Required work: The entries need to be copied exactly.

===== Data for processing =====

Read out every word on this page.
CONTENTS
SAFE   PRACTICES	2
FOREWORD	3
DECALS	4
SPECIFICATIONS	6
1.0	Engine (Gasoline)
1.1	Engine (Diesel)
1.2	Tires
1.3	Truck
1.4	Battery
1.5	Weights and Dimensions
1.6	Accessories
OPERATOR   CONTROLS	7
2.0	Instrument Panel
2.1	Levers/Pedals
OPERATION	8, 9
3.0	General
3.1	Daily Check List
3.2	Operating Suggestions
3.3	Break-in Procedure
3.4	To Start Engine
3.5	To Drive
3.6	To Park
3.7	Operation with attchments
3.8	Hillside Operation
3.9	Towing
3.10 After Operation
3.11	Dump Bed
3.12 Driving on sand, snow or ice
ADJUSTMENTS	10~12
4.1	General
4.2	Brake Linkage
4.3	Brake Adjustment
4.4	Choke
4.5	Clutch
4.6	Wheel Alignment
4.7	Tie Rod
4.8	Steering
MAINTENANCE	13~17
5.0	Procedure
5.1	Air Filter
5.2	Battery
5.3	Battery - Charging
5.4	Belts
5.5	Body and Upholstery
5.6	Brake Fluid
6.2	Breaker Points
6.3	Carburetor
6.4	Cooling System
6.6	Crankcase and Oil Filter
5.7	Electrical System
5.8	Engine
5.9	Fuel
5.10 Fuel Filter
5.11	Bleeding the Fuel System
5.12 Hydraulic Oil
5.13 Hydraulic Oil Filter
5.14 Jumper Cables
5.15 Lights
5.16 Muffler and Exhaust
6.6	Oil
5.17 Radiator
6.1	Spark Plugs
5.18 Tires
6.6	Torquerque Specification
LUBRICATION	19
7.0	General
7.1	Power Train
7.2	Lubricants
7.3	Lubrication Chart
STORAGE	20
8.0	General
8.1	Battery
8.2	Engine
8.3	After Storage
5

=====

Exercise answer:
Read out every word on this page.
CONTENTS
SAFE   PRACTICES	2
FOREWORD	3
DECALS	4
SPECIFICATIONS	6
1.0	Engine (Gasoline)
1.1	Engine (Diesel)
1.2	Tires
1.3	Truck
1.4	Battery
1.5	Weights and Dimensions
1.6	Accessories
OPERATOR   CONTROLS	7
2.0	Instrument Panel
2.1	Levers/Pedals
OPERATION	8, 9
3.0	General
3.1	Daily Check List
3.2	Operating Suggestions
3.3	Break-in Procedure
3.4	To Start Engine
3.5	To Drive
3.6	To Park
3.7	Operation with attchments
3.8	Hillside Operation
3.9	Towing
3.10 After Operation
3.11	Dump Bed
3.12 Driving on sand, snow or ice
ADJUSTMENTS	10~12
4.1	General
4.2	Brake Linkage
4.3	Brake Adjustment
4.4	Choke
4.5	Clutch
4.6	Wheel Alignment
4.7	Tie Rod
4.8	Steering
MAINTENANCE	13~17
5.0	Procedure
5.1	Air Filter
5.2	Battery
5.3	Battery - Charging
5.4	Belts
5.5	Body and Upholstery
5.6	Brake Fluid
6.2	Breaker Points
6.3	Carburetor
6.4	Cooling System
6.6	Crankcase and Oil Filter
5.7	Electrical System
5.8	Engine
5.9	Fuel
5.10 Fuel Filter
5.11	Bleeding the Fuel System
5.12 Hydraulic Oil
5.13 Hydraulic Oil Filter
5.14 Jumper Cables
5.15 Lights
5.16 Muffler and Exhaust
6.6	Oil
5.17 Radiator
6.1	Spark Plugs
5.18 Tires
6.6	Torquerque Specification
LUBRICATION	19
7.0	General
7.1	Power Train
7.2	Lubricants
7.3	Lubrication Chart
STORAGE	20
8.0	General
8.1	Battery
8.2	Engine
8.3	After Storage
5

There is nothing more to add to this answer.